- **WHAT IS BEING ASKED**:
What is needed here is an exact copy of every entry.

- **SUPPLIED DATA**:
↓

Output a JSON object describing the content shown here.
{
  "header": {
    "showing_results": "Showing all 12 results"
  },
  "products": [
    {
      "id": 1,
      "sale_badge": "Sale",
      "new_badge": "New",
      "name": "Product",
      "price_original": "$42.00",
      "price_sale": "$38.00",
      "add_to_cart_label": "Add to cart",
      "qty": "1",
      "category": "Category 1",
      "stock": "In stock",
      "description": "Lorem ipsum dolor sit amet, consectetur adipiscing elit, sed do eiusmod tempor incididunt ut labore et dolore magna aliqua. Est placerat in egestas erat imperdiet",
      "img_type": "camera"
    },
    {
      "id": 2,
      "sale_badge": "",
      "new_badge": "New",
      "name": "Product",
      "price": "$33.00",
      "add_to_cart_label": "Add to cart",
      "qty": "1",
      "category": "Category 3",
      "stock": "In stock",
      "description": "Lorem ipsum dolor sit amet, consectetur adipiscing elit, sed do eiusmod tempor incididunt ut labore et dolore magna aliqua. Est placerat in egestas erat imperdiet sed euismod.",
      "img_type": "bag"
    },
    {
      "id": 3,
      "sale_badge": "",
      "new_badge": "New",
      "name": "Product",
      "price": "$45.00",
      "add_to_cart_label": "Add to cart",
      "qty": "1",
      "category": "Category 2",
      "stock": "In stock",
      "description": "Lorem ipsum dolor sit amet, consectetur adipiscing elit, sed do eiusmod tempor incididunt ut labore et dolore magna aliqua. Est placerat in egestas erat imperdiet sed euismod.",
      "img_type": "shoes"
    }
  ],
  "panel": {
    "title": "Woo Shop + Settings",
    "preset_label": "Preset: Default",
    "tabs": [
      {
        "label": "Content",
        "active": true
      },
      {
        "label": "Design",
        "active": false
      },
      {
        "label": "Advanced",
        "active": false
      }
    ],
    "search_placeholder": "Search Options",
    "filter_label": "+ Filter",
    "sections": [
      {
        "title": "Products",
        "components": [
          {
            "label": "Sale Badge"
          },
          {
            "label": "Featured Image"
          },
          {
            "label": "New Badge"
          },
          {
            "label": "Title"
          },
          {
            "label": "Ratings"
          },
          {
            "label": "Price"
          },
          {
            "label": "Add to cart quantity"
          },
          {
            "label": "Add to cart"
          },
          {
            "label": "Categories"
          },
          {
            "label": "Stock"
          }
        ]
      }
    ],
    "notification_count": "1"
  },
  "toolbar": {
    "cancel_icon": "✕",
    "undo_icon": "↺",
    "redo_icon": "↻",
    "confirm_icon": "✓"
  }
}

↑

- **SOLUTION BELOW**:
Output a JSON object describing the content shown here.
{
  "header": {
    "showing_results": "Showing all 12 results"
  },
  "products": [
    {
      "id": 1,
      "sale_badge": "Sale",
      "new_badge": "New",
      "name": "Product",
      "price_original": "$42.00",
      "price_sale": "$38.00",
      "add_to_cart_label": "Add to cart",
      "qty": "1",
      "category": "Category 1",
      "stock": "In stock",
      "description": "Lorem ipsum dolor sit amet, consectetur adipiscing elit, sed do eiusmod tempor incididunt ut labore et dolore magna aliqua. Est placerat in egestas erat imperdiet",
      "img_type": "camera"
    },
    {
      "id": 2,
      "sale_badge": "",
      "new_badge": "New",
      "name": "Product",
      "price": "$33.00",
      "add_to_cart_label": "Add to cart",
      "qty": "1",
      "category": "Category 3",
      "stock": "In stock",
      "description": "Lorem ipsum dolor sit amet, consectetur adipiscing elit, sed do eiusmod tempor incididunt ut labore et dolore magna aliqua. Est placerat in egestas erat imperdiet sed euismod.",
      "img_type": "bag"
    },
    {
      "id": 3,
      "sale_badge": "",
      "new_badge": "New",
      "name": "Product",
      "price": "$45.00",
      "add_to_cart_label": "Add to cart",
      "qty": "1",
      "category": "Category 2",
      "stock": "In stock",
      "description": "Lorem ipsum dolor sit amet, consectetur adipiscing elit, sed do eiusmod tempor incididunt ut labore et dolore magna aliqua. Est placerat in egestas erat imperdiet sed euismod.",
      "img_type": "shoes"
    }
  ],
  "panel": {
    "title": "Woo Shop + Settings",
    "preset_label": "Preset: Default",
    "tabs": [
      {
        "label": "Content",
        "active": true
      },
      {
        "label": "Design",
        "active": false
      },
      {
        "label": "Advanced",
        "active": false
      }
    ],
    "search_placeholder": "Search Options",
    "filter_label": "+ Filter",
    "sections": [
      {
        "title": "Products",
        "components": [
          {
            "label": "Sale Badge"
          },
          {
            "label": "Featured Image"
          },
          {
            "label": "New Badge"
          },
          {
            "label": "Title"
          },
          {
            "label": "Ratings"
          },
          {
            "label": "Price"
          },
          {
            "label": "Add to cart quantity"
          },
          {
            "label": "Add to cart"
          },
          {
            "label": "Categories"
          },
          {
            "label": "Stock"
          }
        ]
      }
    ],
    "notification_count": "1"
  },
  "toolbar": {
    "cancel_icon": "✕",
    "undo_icon": "↺",
    "redo_icon": "↻",
    "confirm_icon": "✓"
  }
}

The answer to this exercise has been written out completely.